- **TASK GOAL**:
Restate, word for word, all of the material shown below.
● ● ● ●
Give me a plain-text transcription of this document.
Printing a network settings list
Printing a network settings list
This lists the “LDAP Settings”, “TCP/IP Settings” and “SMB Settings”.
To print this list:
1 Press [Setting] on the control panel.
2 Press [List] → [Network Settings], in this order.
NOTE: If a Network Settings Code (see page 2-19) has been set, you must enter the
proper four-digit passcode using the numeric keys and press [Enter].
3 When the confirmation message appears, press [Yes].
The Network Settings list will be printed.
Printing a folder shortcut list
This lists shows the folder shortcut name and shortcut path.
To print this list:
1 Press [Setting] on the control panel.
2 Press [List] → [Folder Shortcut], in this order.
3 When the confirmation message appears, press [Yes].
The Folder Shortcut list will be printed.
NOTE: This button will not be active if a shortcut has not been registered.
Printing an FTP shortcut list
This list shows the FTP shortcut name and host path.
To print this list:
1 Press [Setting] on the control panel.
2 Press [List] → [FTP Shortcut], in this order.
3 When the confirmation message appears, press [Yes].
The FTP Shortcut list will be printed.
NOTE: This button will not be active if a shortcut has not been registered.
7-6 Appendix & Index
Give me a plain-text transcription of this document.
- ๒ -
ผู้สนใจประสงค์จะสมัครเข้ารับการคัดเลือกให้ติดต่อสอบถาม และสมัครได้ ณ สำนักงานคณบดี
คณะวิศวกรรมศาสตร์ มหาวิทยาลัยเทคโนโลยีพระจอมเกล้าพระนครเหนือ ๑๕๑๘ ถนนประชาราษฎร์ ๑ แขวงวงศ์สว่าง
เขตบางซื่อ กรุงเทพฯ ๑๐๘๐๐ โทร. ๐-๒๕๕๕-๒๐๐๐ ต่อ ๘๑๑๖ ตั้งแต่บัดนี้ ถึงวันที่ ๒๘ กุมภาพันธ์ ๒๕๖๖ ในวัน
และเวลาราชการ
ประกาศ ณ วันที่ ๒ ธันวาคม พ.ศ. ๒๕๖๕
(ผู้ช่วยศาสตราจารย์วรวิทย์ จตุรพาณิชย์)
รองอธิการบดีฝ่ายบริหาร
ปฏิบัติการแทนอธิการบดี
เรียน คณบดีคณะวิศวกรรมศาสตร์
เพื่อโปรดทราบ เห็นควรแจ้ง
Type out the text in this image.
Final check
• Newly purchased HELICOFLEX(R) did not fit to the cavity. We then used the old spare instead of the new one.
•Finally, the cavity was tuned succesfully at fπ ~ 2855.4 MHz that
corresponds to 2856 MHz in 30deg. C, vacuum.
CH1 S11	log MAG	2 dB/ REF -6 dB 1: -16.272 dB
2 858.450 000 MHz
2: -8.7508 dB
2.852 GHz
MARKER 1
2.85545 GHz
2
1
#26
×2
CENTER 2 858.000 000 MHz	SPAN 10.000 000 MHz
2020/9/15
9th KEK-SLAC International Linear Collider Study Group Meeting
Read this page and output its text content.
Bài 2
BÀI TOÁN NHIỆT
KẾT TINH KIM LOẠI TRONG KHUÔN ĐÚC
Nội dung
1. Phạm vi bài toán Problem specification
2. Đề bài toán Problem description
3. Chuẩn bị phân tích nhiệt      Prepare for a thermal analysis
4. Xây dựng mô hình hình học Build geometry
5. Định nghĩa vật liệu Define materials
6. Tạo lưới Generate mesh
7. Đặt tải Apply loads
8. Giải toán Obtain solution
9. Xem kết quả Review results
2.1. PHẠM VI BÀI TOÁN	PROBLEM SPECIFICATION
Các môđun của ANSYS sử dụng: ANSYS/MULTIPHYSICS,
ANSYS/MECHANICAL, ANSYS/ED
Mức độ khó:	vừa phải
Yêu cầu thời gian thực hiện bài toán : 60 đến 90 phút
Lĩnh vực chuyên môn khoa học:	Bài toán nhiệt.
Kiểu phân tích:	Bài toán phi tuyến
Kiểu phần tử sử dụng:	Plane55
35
● ● ● ●
- **TASK RESPONSE**:
Give me a plain-text transcription of this document.
Printing a network settings list
Printing a network settings list
This lists the “LDAP Settings”, “TCP/IP Settings” and “SMB Settings”.
To print this list:
1 Press [Setting] on the control panel.
2 Press [List] → [Network Settings], in this order.
NOTE: If a Network Settings Code (see page 2-19) has been set, you must enter the
proper four-digit passcode using the numeric keys and press [Enter].
3 When the confirmation message appears, press [Yes].
The Network Settings list will be printed.
Printing a folder shortcut list
This lists shows the folder shortcut name and shortcut path.
To print this list:
1 Press [Setting] on the control panel.
2 Press [List] → [Folder Shortcut], in this order.
3 When the confirmation message appears, press [Yes].
The Folder Shortcut list will be printed.
NOTE: This button will not be active if a shortcut has not been registered.
Printing an FTP shortcut list
This list shows the FTP shortcut name and host path.
To print this list:
1 Press [Setting] on the control panel.
2 Press [List] → [FTP Shortcut], in this order.
3 When the confirmation message appears, press [Yes].
The FTP Shortcut list will be printed.
NOTE: This button will not be active if a shortcut has not been registered.
7-6 Appendix & Index
Give me a plain-text transcription of this document.
- ๒ -
ผู้สนใจประสงค์จะสมัครเข้ารับการคัดเลือกให้ติดต่อสอบถาม และสมัครได้ ณ สำนักงานคณบดี
คณะวิศวกรรมศาสตร์ มหาวิทยาลัยเทคโนโลยีพระจอมเกล้าพระนครเหนือ ๑๕๑๘ ถนนประชาราษฎร์ ๑ แขวงวงศ์สว่าง
เขตบางซื่อ กรุงเทพฯ ๑๐๘๐๐ โทร. ๐-๒๕๕๕-๒๐๐๐ ต่อ ๘๑๑๖ ตั้งแต่บัดนี้ ถึงวันที่ ๒๘ กุมภาพันธ์ ๒๕๖๖ ในวัน
และเวลาราชการ
ประกาศ ณ วันที่ ๒ ธันวาคม พ.ศ. ๒๕๖๕
(ผู้ช่วยศาสตราจารย์วรวิทย์ จตุรพาณิชย์)
รองอธิการบดีฝ่ายบริหาร
ปฏิบัติการแทนอธิการบดี
เรียน คณบดีคณะวิศวกรรมศาสตร์
เพื่อโปรดทราบ เห็นควรแจ้ง
Type out the text in this image.
Final check
• Newly purchased HELICOFLEX(R) did not fit to the cavity. We then used the old spare instead of the new one.
•Finally, the cavity was tuned succesfully at fπ ~ 2855.4 MHz that
corresponds to 2856 MHz in 30deg. C, vacuum.
CH1 S11	log MAG	2 dB/ REF -6 dB 1: -16.272 dB
2 858.450 000 MHz
2: -8.7508 dB
2.852 GHz
MARKER 1
2.85545 GHz
2
1
#26
×2
CENTER 2 858.000 000 MHz	SPAN 10.000 000 MHz
2020/9/15
9th KEK-SLAC International Linear Collider Study Group Meeting
Read this page and output its text content.
Bài 2
BÀI TOÁN NHIỆT
KẾT TINH KIM LOẠI TRONG KHUÔN ĐÚC
Nội dung
1. Phạm vi bài toán Problem specification
2. Đề bài toán Problem description
3. Chuẩn bị phân tích nhiệt      Prepare for a thermal analysis
4. Xây dựng mô hình hình học Build geometry
5. Định nghĩa vật liệu Define materials
6. Tạo lưới Generate mesh
7. Đặt tải Apply loads
8. Giải toán Obtain solution
9. Xem kết quả Review results
2.1. PHẠM VI BÀI TOÁN	PROBLEM SPECIFICATION
Các môđun của ANSYS sử dụng: ANSYS/MULTIPHYSICS,
ANSYS/MECHANICAL, ANSYS/ED
Mức độ khó:	vừa phải
Yêu cầu thời gian thực hiện bài toán : 60 đến 90 phút
Lĩnh vực chuyên môn khoa học:	Bài toán nhiệt.
Kiểu phân tích:	Bài toán phi tuyến
Kiểu phần tử sử dụng:	Plane55
35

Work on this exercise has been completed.